Exercise description:
Search the data below for "What"; list each line that holds it.
___ Material for this exercise ___
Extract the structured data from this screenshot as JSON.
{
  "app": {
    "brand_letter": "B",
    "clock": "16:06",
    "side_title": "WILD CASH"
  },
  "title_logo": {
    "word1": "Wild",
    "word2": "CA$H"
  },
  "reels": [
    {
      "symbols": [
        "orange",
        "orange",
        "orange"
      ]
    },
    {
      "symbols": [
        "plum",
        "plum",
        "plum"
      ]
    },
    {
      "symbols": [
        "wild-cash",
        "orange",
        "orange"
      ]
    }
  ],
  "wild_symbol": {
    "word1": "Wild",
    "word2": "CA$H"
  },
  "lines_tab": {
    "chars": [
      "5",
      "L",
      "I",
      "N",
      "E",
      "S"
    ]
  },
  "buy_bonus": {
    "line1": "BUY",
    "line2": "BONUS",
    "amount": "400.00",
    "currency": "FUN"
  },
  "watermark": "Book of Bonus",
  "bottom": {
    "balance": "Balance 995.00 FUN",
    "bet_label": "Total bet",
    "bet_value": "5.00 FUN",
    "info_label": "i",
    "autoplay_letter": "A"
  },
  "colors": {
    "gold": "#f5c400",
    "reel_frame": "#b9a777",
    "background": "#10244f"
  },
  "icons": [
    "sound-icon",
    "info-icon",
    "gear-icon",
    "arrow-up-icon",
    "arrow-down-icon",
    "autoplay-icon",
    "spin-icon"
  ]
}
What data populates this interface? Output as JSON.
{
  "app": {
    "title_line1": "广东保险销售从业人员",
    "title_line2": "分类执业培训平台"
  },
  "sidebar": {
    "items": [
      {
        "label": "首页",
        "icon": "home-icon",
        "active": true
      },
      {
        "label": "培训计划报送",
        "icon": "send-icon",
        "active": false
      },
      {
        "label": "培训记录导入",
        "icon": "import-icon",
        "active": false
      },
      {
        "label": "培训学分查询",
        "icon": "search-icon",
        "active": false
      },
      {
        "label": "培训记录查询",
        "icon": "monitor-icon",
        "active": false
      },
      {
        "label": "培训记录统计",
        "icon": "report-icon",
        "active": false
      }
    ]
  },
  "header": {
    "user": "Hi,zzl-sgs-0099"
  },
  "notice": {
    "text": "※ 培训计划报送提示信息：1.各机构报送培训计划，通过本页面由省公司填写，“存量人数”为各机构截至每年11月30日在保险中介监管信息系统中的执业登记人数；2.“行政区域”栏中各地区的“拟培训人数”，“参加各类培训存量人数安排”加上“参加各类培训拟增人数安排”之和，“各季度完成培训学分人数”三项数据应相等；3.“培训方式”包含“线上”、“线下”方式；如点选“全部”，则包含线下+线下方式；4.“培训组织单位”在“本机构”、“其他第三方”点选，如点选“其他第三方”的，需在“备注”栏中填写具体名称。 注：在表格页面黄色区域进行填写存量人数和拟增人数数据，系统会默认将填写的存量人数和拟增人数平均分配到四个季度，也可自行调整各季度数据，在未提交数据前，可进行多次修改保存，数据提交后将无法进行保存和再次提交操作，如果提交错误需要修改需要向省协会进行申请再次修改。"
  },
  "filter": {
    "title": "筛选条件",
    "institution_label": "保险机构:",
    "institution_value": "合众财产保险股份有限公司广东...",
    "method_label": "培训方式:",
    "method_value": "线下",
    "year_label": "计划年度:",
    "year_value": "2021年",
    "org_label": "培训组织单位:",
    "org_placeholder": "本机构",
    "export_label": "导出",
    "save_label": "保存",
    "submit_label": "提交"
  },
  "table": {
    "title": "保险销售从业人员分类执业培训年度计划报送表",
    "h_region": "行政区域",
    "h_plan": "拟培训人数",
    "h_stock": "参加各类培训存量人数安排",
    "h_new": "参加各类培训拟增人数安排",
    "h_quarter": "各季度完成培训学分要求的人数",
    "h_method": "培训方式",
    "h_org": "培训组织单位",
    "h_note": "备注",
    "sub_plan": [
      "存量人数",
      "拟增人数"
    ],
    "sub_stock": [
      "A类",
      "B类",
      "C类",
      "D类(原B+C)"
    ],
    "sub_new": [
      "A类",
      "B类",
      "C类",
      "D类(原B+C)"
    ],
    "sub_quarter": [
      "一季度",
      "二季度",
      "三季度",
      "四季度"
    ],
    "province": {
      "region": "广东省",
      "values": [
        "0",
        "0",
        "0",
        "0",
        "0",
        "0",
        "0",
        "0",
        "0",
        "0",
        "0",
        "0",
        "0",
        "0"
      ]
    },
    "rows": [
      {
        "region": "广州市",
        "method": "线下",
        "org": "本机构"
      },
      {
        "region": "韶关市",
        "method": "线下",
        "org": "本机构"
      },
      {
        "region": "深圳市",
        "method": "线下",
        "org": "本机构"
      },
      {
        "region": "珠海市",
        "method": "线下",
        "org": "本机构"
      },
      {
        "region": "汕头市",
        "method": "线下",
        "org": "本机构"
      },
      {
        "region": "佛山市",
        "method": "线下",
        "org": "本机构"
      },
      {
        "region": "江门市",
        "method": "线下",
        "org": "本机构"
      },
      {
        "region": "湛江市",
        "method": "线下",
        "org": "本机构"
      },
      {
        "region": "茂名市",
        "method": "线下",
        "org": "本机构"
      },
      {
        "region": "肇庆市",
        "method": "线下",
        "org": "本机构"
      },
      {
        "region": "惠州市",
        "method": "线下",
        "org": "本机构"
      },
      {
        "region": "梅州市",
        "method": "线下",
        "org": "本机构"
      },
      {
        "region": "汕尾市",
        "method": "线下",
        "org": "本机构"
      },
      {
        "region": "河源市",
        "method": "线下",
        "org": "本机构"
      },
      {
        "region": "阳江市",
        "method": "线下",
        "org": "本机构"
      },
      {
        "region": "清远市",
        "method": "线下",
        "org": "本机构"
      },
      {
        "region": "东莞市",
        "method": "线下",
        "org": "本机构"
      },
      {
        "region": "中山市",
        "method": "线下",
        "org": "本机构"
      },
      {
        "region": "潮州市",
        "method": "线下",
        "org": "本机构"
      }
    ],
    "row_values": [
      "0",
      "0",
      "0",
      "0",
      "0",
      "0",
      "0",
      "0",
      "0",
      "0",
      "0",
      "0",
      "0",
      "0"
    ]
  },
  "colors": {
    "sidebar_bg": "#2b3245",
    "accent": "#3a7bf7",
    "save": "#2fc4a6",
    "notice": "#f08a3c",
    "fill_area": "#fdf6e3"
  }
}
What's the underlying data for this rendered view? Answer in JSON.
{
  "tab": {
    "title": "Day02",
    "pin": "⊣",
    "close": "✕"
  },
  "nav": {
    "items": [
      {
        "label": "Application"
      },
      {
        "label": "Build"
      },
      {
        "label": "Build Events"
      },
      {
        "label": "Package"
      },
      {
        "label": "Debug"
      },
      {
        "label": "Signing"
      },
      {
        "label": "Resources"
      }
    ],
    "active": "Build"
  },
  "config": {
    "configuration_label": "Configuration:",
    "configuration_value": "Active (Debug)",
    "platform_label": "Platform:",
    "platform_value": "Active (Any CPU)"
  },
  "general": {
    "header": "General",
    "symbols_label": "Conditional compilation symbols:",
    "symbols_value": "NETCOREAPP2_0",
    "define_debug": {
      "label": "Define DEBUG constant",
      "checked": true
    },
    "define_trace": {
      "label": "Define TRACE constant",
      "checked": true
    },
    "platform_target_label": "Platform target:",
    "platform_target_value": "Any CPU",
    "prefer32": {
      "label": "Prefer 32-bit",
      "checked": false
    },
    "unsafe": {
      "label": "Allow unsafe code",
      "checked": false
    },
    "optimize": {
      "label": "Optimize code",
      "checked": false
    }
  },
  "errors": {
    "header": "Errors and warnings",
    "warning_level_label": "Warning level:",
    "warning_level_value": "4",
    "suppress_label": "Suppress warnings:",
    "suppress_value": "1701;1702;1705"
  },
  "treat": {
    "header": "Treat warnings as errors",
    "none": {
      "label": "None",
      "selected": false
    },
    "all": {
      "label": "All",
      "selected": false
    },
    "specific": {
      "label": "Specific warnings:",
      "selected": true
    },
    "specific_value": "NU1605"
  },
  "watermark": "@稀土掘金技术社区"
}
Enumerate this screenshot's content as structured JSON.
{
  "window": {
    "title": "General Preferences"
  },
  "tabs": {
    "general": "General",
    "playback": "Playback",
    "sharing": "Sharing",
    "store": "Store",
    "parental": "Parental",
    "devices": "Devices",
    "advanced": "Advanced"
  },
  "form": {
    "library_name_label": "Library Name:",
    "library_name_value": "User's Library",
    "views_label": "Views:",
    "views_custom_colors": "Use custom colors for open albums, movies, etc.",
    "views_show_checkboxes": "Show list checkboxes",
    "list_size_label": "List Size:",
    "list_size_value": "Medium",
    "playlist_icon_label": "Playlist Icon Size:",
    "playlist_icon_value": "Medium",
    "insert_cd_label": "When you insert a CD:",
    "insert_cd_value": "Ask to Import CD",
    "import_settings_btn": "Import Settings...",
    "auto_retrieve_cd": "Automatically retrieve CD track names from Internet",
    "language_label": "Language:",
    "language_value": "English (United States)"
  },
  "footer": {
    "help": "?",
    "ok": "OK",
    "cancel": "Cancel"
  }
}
___
Exercise solution:
What data populates this interface? Output as JSON.
What's the underlying data for this rendered view? Answer in JSON.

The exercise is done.